WHAT IS ASKED
Exactly how many lines have the word "บรองส"? Answer with the bare number.

--- start RECORDS FOR THIS EXERCISE ---

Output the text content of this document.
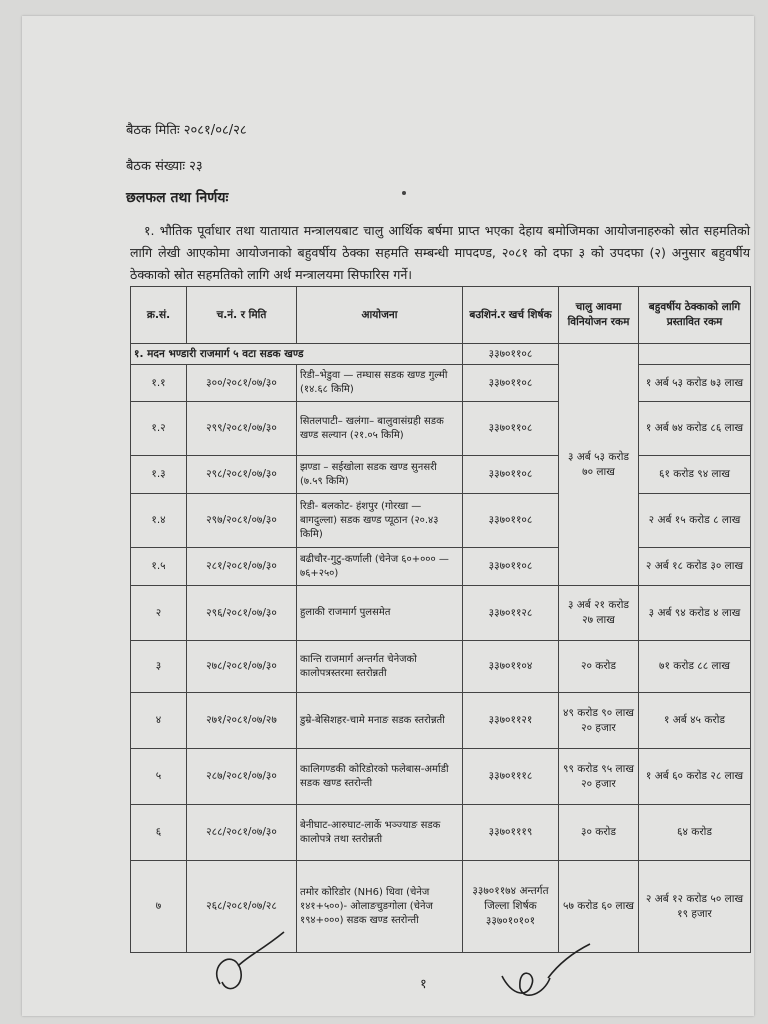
बैठक मितिः २०८१/०८/२८
बैठक संख्याः २३
छलफल तथा निर्णयः
१. भौतिक पूर्वाधार तथा यातायात मन्त्रालयबाट चालु आर्थिक बर्षमा प्राप्त भएका देहाय बमोजिमका आयोजनाहरुको स्रोत सहमतिको लागि लेखी आएकोमा आयोजनाको बहुवर्षीय ठेक्का सहमति सम्बन्धी मापदण्ड, २०८१ को दफा ३ को उपदफा (२) अनुसार बहुवर्षीय ठेक्काको स्रोत सहमतिको लागि अर्थ मन्त्रालयमा सिफारिस गर्ने।
क्र.सं.	च.नं. र मिति	आयोजना	बउशिनं.र खर्च शिर्षक	चालु आवमा विनियोजन रकम	बहुवर्षीय ठेक्काको लागि प्रस्तावित रकम
१. मदन भण्डारी राजमार्ग ५ वटा सडक खण्ड			३३७०११०८	३ अर्ब ५३ करोड ७० लाख	
१.१	३००/२०८१/०७/३०	रिडी–भेडुवा — तम्घास सडक खण्ड गुल्मी (१४.६८ किमि)	३३७०११०८		१ अर्ब ५३ करोड ७३ लाख
१.२	२९९/२०८१/०७/३०	सितलपाटी– खलंगा– बालुवासंग्रही सडक खण्ड सल्यान (२१.०५ किमि)	३३७०११०८		१ अर्ब ७४ करोड ८६ लाख
१.३	२९८/२०८१/०७/३०	झण्डा – सईखोला सडक खण्ड सुनसरी (७.५९ किमि)	३३७०११०८		६१ करोड ९४ लाख
१.४	२९७/२०८१/०७/३०	रिडी- बलकोट- हंशपुर (गोरखा — बागदुल्ला) सडक खण्ड प्यूठान (२०.४३ किमि)	३३७०११०८		२ अर्ब १५ करोड ८ लाख
१.५	२८१/२०८१/०७/३०	बढीचौर-गुटु-कर्णाली (चेनेज ६०+००० — ७६+२५०)	३३७०११०८		२ अर्ब १८ करोड ३० लाख
२	२९६/२०८१/०७/३०	हुलाकी राजमार्ग पुलसमेत	३३७०११२८	३ अर्ब २१ करोड २७ लाख	३ अर्ब ९४ करोड ४ लाख
३	२७८/२०८१/०७/३०	कान्ति राजमार्ग अन्तर्गत चेनेजको कालोपत्रस्तरमा स्तरोन्नती	३३७०११०४	२० करोड	७१ करोड ८८ लाख
४	२७१/२०८१/०७/२७	डुम्रे-बेसिशहर-चामे मनाङ सडक स्तरोन्नती	३३७०११२१	४९ करोड ९० लाख २० हजार	१ अर्ब ४५ करोड
५	२८७/२०८१/०७/३०	कालिगण्डकी कोरिडोरको फलेबास-अर्माडी सडक खण्ड स्तरोन्ती	३३७०१११८	९९ करोड ९५ लाख २० हजार	१ अर्ब ६० करोड २८ लाख
६	२८८/२०८१/०७/३०	बेनीघाट-आरुघाट-लार्के भञ्ज्याङ सडक कालोपत्रे तथा स्तरोन्नती	३३७०१११९	३० करोड	६४ करोड
७	२६८/२०८१/०७/२८	तमोर कोरिडोर (NH6) धिवा (चेनेज १४१+५००)- ओलाङचुङगोला (चेनेज १९४+०००) सडक खण्ड स्तरोन्ती	३३७०११७४ अन्तर्गत जिल्ला शिर्षक ३३७०१०१०१	५७ करोड ६० लाख	२ अर्ब १२ करोड ५० लाख १९ हजार
१
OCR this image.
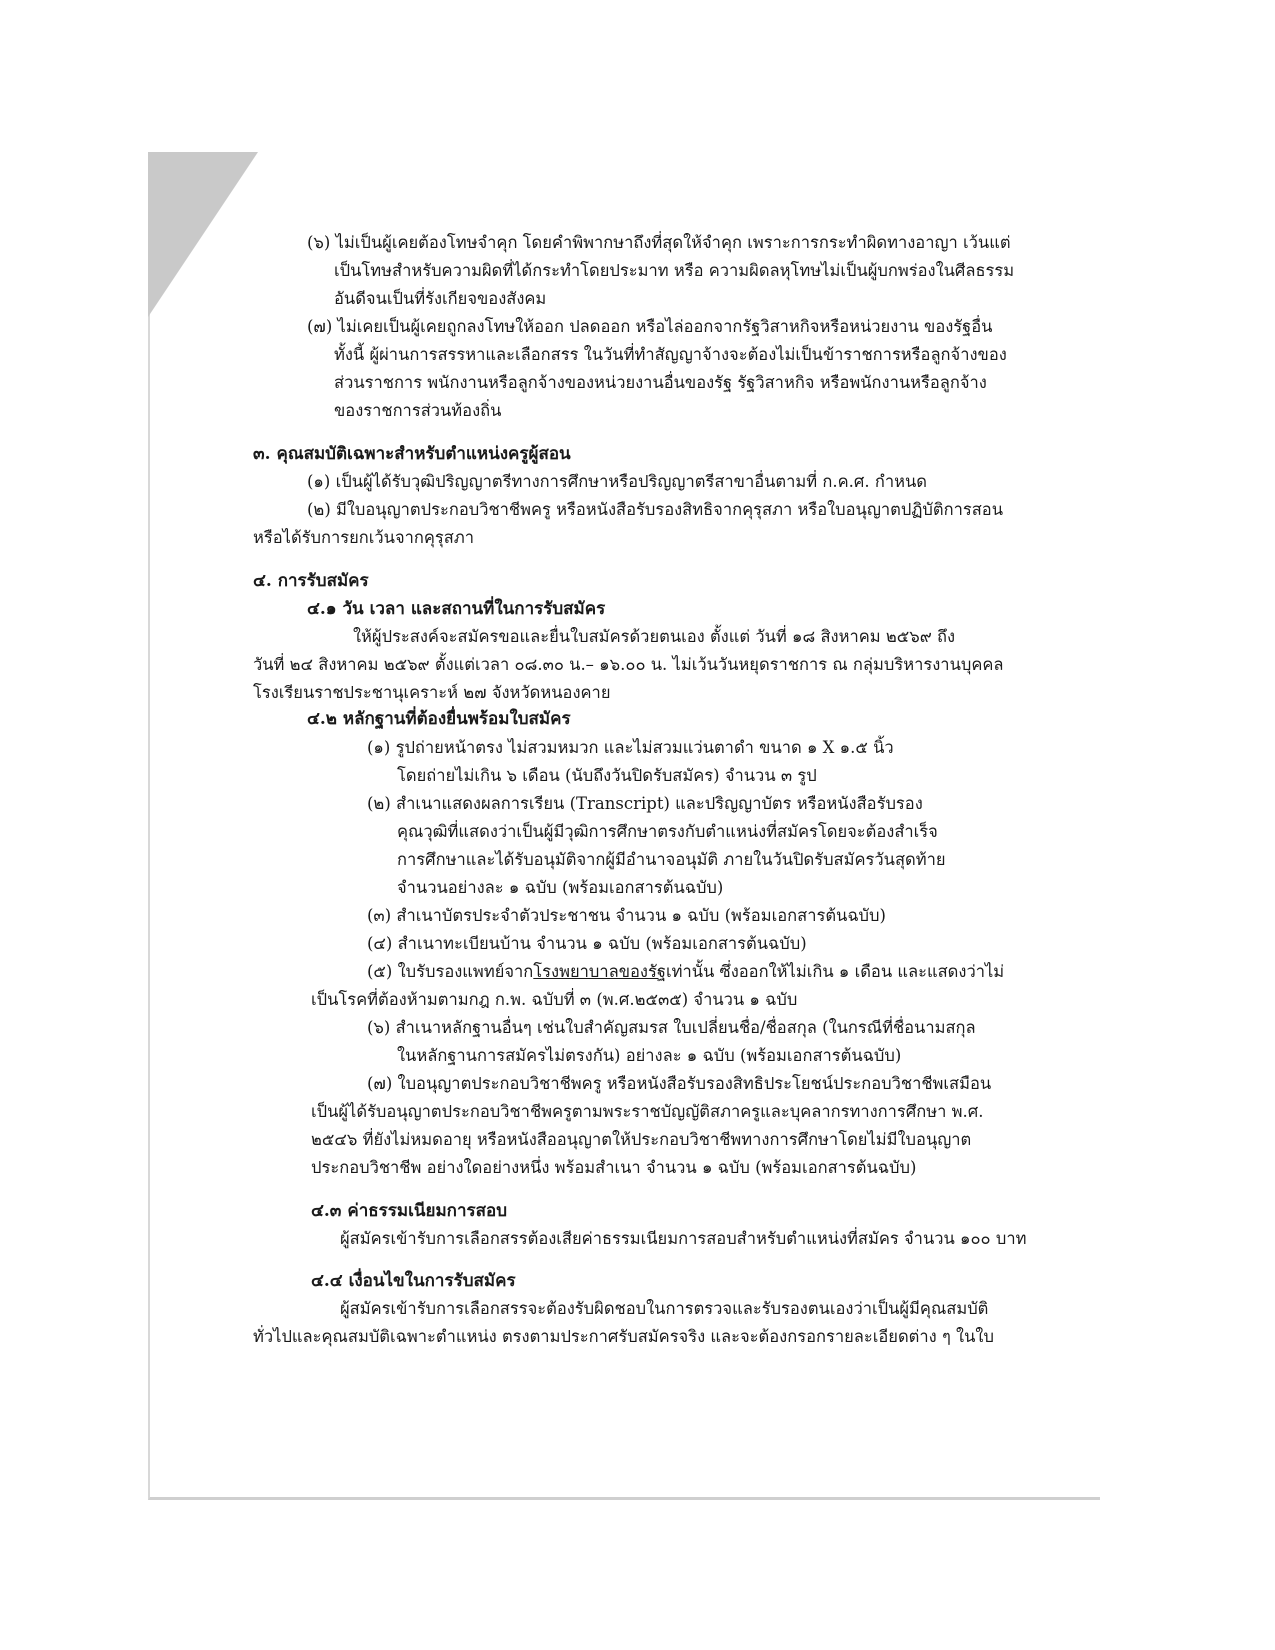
(๖) ไม่เป็นผู้เคยต้องโทษจำคุก โดยคำพิพากษาถึงที่สุดให้จำคุก เพราะการกระทำผิดทางอาญา เว้นแต่
เป็นโทษสำหรับความผิดที่ได้กระทำโดยประมาท หรือ ความผิดลหุโทษไม่เป็นผู้บกพร่องในศีลธรรม
อันดีจนเป็นที่รังเกียจของสังคม
(๗) ไม่เคยเป็นผู้เคยถูกลงโทษให้ออก ปลดออก หรือไล่ออกจากรัฐวิสาหกิจหรือหน่วยงาน ของรัฐอื่น
ทั้งนี้ ผู้ผ่านการสรรหาและเลือกสรร ในวันที่ทำสัญญาจ้างจะต้องไม่เป็นข้าราชการหรือลูกจ้างของ
ส่วนราชการ พนักงานหรือลูกจ้างของหน่วยงานอื่นของรัฐ รัฐวิสาหกิจ หรือพนักงานหรือลูกจ้าง
ของราชการส่วนท้องถิ่น
๓. คุณสมบัติเฉพาะสำหรับตำแหน่งครูผู้สอน
(๑) เป็นผู้ได้รับวุฒิปริญญาตรีทางการศึกษาหรือปริญญาตรีสาขาอื่นตามที่ ก.ค.ศ. กำหนด
(๒) มีใบอนุญาตประกอบวิชาชีพครู หรือหนังสือรับรองสิทธิจากคุรุสภา หรือใบอนุญาตปฏิบัติการสอน
หรือได้รับการยกเว้นจากคุรุสภา
๔. การรับสมัคร
๔.๑ วัน เวลา และสถานที่ในการรับสมัคร
ให้ผู้ประสงค์จะสมัครขอและยื่นใบสมัครด้วยตนเอง ตั้งแต่ วันที่ ๑๘ สิงหาคม ๒๕๖๙ ถึง
วันที่ ๒๔ สิงหาคม ๒๕๖๙ ตั้งแต่เวลา ๐๘.๓๐ น.– ๑๖.๐๐ น. ไม่เว้นวันหยุดราชการ ณ กลุ่มบริหารงานบุคคล
โรงเรียนราชประชานุเคราะห์ ๒๗ จังหวัดหนองคาย
๔.๒ หลักฐานที่ต้องยื่นพร้อมใบสมัคร
(๑) รูปถ่ายหน้าตรง ไม่สวมหมวก และไม่สวมแว่นตาดำ ขนาด ๑ X ๑.๕ นิ้ว
โดยถ่ายไม่เกิน ๖ เดือน (นับถึงวันปิดรับสมัคร) จำนวน ๓ รูป
(๒) สำเนาแสดงผลการเรียน (Transcript) และปริญญาบัตร หรือหนังสือรับรอง
คุณวุฒิที่แสดงว่าเป็นผู้มีวุฒิการศึกษาตรงกับตำแหน่งที่สมัครโดยจะต้องสำเร็จ
การศึกษาและได้รับอนุมัติจากผู้มีอำนาจอนุมัติ ภายในวันปิดรับสมัครวันสุดท้าย
จำนวนอย่างละ ๑ ฉบับ (พร้อมเอกสารต้นฉบับ)
(๓) สำเนาบัตรประจำตัวประชาชน จำนวน ๑ ฉบับ (พร้อมเอกสารต้นฉบับ)
(๔) สำเนาทะเบียนบ้าน จำนวน ๑ ฉบับ (พร้อมเอกสารต้นฉบับ)
(๕) ใบรับรองแพทย์จากโรงพยาบาลของรัฐเท่านั้น ซึ่งออกให้ไม่เกิน ๑ เดือน และแสดงว่าไม่
เป็นโรคที่ต้องห้ามตามกฎ ก.พ. ฉบับที่ ๓ (พ.ศ.๒๕๓๕) จำนวน ๑ ฉบับ
(๖) สำเนาหลักฐานอื่นๆ เช่นใบสำคัญสมรส ใบเปลี่ยนชื่อ/ชื่อสกุล (ในกรณีที่ชื่อนามสกุล
ในหลักฐานการสมัครไม่ตรงกัน) อย่างละ ๑ ฉบับ (พร้อมเอกสารต้นฉบับ)
(๗) ใบอนุญาตประกอบวิชาชีพครู หรือหนังสือรับรองสิทธิประโยชน์ประกอบวิชาชีพเสมือน
เป็นผู้ได้รับอนุญาตประกอบวิชาชีพครูตามพระราชบัญญัติสภาครูและบุคลากรทางการศึกษา พ.ศ.
๒๕๔๖ ที่ยังไม่หมดอายุ หรือหนังสืออนุญาตให้ประกอบวิชาชีพทางการศึกษาโดยไม่มีใบอนุญาต
ประกอบวิชาชีพ อย่างใดอย่างหนึ่ง พร้อมสำเนา จำนวน ๑ ฉบับ (พร้อมเอกสารต้นฉบับ)
๔.๓ ค่าธรรมเนียมการสอบ
ผู้สมัครเข้ารับการเลือกสรรต้องเสียค่าธรรมเนียมการสอบสำหรับตำแหน่งที่สมัคร จำนวน ๑๐๐ บาท
๔.๔ เงื่อนไขในการรับสมัคร
ผู้สมัครเข้ารับการเลือกสรรจะต้องรับผิดชอบในการตรวจและรับรองตนเองว่าเป็นผู้มีคุณสมบัติ
ทั่วไปและคุณสมบัติเฉพาะตำแหน่ง ตรงตามประกาศรับสมัครจริง และจะต้องกรอกรายละเอียดต่าง ๆ ในใบ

--- end RECORDS FOR THIS EXERCISE ---

RESPONSE TO THE EXERCISE
2